Stored dataset items:
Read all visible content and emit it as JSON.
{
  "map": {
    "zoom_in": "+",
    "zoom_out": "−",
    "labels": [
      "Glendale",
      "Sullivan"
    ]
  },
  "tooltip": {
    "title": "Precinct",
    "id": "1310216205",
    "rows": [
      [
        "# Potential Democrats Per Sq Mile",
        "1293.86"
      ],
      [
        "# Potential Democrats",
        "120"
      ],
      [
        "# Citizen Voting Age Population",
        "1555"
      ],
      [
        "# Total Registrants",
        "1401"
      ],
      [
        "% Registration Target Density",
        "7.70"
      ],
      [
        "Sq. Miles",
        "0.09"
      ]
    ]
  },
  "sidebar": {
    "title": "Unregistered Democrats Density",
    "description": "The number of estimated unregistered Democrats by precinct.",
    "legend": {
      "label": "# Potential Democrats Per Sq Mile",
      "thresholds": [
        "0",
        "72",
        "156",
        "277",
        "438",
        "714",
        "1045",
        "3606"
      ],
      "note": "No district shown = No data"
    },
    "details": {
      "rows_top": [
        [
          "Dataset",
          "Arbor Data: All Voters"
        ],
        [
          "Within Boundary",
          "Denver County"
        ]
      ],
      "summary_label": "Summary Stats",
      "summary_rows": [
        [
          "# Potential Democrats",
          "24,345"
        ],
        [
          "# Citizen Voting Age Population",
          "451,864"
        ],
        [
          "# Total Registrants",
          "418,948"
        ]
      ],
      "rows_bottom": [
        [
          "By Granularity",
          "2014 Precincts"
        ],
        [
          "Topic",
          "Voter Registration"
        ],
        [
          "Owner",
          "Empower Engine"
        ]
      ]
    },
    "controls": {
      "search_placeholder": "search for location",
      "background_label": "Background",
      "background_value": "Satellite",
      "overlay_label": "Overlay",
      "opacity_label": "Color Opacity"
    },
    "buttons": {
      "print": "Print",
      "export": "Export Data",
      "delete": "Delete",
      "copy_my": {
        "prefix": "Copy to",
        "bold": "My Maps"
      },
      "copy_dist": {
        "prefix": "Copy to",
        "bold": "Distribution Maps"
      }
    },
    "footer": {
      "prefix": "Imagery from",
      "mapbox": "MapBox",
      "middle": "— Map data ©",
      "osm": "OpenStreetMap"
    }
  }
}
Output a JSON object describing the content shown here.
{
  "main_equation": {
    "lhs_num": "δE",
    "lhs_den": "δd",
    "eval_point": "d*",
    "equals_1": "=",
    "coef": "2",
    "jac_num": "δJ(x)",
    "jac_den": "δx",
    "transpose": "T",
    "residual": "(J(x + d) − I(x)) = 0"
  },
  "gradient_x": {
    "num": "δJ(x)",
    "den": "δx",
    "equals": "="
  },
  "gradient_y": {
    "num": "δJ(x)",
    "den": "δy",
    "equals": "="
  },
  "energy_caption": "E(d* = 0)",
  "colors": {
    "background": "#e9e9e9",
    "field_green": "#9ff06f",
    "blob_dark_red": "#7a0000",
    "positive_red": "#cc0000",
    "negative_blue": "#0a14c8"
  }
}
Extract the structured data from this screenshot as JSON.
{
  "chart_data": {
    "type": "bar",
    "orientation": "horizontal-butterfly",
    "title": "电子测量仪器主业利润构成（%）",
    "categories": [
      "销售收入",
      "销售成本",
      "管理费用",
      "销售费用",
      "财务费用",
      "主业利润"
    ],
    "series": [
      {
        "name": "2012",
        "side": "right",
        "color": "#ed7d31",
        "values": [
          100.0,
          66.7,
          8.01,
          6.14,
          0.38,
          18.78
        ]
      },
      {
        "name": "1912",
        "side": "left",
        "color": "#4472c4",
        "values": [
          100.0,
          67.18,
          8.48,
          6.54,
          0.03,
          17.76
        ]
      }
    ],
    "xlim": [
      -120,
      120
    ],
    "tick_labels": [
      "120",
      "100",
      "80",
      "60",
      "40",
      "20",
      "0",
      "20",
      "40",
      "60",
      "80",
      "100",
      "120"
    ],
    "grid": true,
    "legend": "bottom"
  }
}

• [Required work]:
Return every entry verbatim.

• [Written solution]:
Read all visible content and emit it as JSON.
{
  "map": {
    "zoom_in": "+",
    "zoom_out": "−",
    "labels": [
      "Glendale",
      "Sullivan"
    ]
  },
  "tooltip": {
    "title": "Precinct",
    "id": "1310216205",
    "rows": [
      [
        "# Potential Democrats Per Sq Mile",
        "1293.86"
      ],
      [
        "# Potential Democrats",
        "120"
      ],
      [
        "# Citizen Voting Age Population",
        "1555"
      ],
      [
        "# Total Registrants",
        "1401"
      ],
      [
        "% Registration Target Density",
        "7.70"
      ],
      [
        "Sq. Miles",
        "0.09"
      ]
    ]
  },
  "sidebar": {
    "title": "Unregistered Democrats Density",
    "description": "The number of estimated unregistered Democrats by precinct.",
    "legend": {
      "label": "# Potential Democrats Per Sq Mile",
      "thresholds": [
        "0",
        "72",
        "156",
        "277",
        "438",
        "714",
        "1045",
        "3606"
      ],
      "note": "No district shown = No data"
    },
    "details": {
      "rows_top": [
        [
          "Dataset",
          "Arbor Data: All Voters"
        ],
        [
          "Within Boundary",
          "Denver County"
        ]
      ],
      "summary_label": "Summary Stats",
      "summary_rows": [
        [
          "# Potential Democrats",
          "24,345"
        ],
        [
          "# Citizen Voting Age Population",
          "451,864"
        ],
        [
          "# Total Registrants",
          "418,948"
        ]
      ],
      "rows_bottom": [
        [
          "By Granularity",
          "2014 Precincts"
        ],
        [
          "Topic",
          "Voter Registration"
        ],
        [
          "Owner",
          "Empower Engine"
        ]
      ]
    },
    "controls": {
      "search_placeholder": "search for location",
      "background_label": "Background",
      "background_value": "Satellite",
      "overlay_label": "Overlay",
      "opacity_label": "Color Opacity"
    },
    "buttons": {
      "print": "Print",
      "export": "Export Data",
      "delete": "Delete",
      "copy_my": {
        "prefix": "Copy to",
        "bold": "My Maps"
      },
      "copy_dist": {
        "prefix": "Copy to",
        "bold": "Distribution Maps"
      }
    },
    "footer": {
      "prefix": "Imagery from",
      "mapbox": "MapBox",
      "middle": "— Map data ©",
      "osm": "OpenStreetMap"
    }
  }
}
Output a JSON object describing the content shown here.
{
  "main_equation": {
    "lhs_num": "δE",
    "lhs_den": "δd",
    "eval_point": "d*",
    "equals_1": "=",
    "coef": "2",
    "jac_num": "δJ(x)",
    "jac_den": "δx",
    "transpose": "T",
    "residual": "(J(x + d) − I(x)) = 0"
  },
  "gradient_x": {
    "num": "δJ(x)",
    "den": "δx",
    "equals": "="
  },
  "gradient_y": {
    "num": "δJ(x)",
    "den": "δy",
    "equals": "="
  },
  "energy_caption": "E(d* = 0)",
  "colors": {
    "background": "#e9e9e9",
    "field_green": "#9ff06f",
    "blob_dark_red": "#7a0000",
    "positive_red": "#cc0000",
    "negative_blue": "#0a14c8"
  }
}
Extract the structured data from this screenshot as JSON.
{
  "chart_data": {
    "type": "bar",
    "orientation": "horizontal-butterfly",
    "title": "电子测量仪器主业利润构成（%）",
    "categories": [
      "销售收入",
      "销售成本",
      "管理费用",
      "销售费用",
      "财务费用",
      "主业利润"
    ],
    "series": [
      {
        "name": "2012",
        "side": "right",
        "color": "#ed7d31",
        "values": [
          100.0,
          66.7,
          8.01,
          6.14,
          0.38,
          18.78
        ]
      },
      {
        "name": "1912",
        "side": "left",
        "color": "#4472c4",
        "values": [
          100.0,
          67.18,
          8.48,
          6.54,
          0.03,
          17.76
        ]
      }
    ],
    "xlim": [
      -120,
      120
    ],
    "tick_labels": [
      "120",
      "100",
      "80",
      "60",
      "40",
      "20",
      "0",
      "20",
      "40",
      "60",
      "80",
      "100",
      "120"
    ],
    "grid": true,
    "legend": "bottom"
  }
}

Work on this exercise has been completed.